TASK PROMPT
Find the string "stupet" in the data, then copy every line where it is found.

Dataset excerpt:
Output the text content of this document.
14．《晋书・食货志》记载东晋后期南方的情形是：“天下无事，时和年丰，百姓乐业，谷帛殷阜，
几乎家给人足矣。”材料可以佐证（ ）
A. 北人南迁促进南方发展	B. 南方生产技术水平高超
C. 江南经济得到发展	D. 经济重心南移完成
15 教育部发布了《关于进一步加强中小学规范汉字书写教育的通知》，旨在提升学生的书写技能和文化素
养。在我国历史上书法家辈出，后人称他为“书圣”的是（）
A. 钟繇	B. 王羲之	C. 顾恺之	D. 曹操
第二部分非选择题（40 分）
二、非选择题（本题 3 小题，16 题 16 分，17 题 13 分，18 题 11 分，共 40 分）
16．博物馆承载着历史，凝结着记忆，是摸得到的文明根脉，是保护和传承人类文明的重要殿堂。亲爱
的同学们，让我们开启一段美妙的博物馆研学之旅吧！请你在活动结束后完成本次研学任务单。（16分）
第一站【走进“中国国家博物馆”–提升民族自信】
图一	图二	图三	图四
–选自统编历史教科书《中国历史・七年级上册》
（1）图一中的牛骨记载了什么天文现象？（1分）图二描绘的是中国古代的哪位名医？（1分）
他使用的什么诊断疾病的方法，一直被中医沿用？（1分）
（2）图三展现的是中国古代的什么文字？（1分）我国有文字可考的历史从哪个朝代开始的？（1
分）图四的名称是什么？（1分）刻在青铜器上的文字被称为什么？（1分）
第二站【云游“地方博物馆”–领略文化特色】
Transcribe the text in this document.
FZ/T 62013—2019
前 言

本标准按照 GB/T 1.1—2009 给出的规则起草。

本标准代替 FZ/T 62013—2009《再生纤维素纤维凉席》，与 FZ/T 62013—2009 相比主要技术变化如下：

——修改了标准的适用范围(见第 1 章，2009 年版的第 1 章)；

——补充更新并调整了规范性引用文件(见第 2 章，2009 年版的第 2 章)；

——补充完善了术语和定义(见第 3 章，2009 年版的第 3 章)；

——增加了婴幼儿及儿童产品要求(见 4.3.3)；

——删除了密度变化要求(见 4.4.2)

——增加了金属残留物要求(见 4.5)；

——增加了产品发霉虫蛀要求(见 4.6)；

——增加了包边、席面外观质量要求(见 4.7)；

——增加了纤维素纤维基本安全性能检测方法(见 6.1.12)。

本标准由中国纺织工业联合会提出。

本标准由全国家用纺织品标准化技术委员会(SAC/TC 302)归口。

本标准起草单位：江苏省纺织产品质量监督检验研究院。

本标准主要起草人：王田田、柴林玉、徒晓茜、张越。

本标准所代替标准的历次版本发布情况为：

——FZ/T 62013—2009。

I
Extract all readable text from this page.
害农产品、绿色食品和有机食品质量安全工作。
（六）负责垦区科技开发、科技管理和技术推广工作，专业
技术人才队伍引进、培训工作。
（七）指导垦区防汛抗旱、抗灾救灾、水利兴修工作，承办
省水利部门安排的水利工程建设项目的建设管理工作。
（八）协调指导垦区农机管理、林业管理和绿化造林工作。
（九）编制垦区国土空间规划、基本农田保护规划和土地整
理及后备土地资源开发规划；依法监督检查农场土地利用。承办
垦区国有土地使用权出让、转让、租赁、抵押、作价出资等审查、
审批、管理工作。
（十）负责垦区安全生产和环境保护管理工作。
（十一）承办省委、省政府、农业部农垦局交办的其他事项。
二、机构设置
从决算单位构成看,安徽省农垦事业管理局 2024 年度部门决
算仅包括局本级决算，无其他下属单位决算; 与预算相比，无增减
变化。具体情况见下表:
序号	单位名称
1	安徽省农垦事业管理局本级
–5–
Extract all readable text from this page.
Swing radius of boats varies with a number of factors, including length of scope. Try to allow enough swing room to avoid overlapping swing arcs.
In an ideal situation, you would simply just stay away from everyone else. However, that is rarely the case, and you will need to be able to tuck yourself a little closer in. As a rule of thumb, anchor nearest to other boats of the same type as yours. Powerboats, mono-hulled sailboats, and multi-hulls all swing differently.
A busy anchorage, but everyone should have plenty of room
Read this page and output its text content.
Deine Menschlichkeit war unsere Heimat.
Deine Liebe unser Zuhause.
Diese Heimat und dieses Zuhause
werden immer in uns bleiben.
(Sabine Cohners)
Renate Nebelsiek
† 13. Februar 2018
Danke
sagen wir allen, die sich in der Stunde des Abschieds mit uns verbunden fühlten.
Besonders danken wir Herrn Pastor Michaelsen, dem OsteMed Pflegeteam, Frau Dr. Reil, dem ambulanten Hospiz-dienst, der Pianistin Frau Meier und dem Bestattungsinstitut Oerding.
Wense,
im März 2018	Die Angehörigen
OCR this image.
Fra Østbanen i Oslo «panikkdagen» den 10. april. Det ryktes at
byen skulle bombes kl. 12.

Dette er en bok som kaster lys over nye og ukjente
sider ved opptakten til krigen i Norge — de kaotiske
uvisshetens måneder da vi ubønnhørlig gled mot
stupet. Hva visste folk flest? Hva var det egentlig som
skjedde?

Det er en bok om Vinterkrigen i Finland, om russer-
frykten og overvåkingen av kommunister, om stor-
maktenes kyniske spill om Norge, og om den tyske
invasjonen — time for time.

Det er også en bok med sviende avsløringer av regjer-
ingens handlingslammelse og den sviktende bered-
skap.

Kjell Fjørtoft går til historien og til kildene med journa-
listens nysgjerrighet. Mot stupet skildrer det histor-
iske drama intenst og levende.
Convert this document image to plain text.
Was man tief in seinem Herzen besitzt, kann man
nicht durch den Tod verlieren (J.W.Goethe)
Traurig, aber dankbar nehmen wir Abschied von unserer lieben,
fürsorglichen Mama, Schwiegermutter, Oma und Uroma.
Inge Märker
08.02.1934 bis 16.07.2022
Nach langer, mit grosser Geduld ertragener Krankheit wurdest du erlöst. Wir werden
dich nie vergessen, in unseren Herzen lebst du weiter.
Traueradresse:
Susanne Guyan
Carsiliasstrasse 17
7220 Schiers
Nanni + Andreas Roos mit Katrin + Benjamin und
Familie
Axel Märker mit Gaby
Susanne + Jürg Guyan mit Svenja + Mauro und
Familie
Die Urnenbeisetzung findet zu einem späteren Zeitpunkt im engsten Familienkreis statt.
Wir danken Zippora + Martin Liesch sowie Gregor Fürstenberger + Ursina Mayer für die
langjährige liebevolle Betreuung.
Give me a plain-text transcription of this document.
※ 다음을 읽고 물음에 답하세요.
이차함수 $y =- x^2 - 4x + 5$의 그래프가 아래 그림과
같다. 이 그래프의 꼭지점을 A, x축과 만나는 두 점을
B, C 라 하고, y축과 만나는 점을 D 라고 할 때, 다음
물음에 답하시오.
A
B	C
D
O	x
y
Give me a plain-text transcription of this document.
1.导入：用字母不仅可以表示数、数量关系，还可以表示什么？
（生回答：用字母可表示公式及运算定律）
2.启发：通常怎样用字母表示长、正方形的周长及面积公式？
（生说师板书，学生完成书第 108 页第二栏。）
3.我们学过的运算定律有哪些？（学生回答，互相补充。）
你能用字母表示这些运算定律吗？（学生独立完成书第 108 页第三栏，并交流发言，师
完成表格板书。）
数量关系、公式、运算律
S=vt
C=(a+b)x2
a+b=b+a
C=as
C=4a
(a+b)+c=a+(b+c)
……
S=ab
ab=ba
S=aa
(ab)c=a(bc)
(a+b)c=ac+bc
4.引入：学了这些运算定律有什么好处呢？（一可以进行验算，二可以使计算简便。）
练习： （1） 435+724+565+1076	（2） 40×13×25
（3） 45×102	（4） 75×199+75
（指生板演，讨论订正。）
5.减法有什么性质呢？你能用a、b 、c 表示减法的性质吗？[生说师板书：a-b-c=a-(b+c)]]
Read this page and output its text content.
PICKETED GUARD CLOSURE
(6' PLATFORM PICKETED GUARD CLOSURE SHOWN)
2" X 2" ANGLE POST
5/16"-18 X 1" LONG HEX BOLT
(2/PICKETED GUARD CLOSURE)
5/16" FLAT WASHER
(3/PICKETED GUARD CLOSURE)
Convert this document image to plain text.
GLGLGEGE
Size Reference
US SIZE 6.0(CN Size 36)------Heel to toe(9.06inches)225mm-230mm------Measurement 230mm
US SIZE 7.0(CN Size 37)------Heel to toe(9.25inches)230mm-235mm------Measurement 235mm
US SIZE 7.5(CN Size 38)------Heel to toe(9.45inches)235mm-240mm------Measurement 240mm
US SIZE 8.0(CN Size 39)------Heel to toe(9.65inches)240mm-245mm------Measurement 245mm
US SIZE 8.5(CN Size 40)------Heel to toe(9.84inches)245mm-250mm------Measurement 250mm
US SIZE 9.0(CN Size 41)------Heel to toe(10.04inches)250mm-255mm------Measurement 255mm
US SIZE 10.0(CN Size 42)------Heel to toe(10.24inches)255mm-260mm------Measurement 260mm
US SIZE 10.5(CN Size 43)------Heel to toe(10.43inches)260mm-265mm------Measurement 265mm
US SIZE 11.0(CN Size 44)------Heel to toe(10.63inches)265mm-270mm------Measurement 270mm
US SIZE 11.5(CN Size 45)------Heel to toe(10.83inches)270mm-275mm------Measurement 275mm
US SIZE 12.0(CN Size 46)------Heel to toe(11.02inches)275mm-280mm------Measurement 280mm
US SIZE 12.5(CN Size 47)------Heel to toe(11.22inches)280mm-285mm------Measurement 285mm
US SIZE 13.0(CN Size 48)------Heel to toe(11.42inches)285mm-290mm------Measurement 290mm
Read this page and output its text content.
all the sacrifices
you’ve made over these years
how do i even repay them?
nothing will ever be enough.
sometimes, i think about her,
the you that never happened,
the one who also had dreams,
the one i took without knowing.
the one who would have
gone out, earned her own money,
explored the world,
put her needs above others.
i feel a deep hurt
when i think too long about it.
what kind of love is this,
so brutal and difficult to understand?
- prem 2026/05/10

TASK RESULT
stupet. Hva visste folk flest? Hva var det egentlig som
listens nysgjerrighet. Mot stupet skildrer det histor-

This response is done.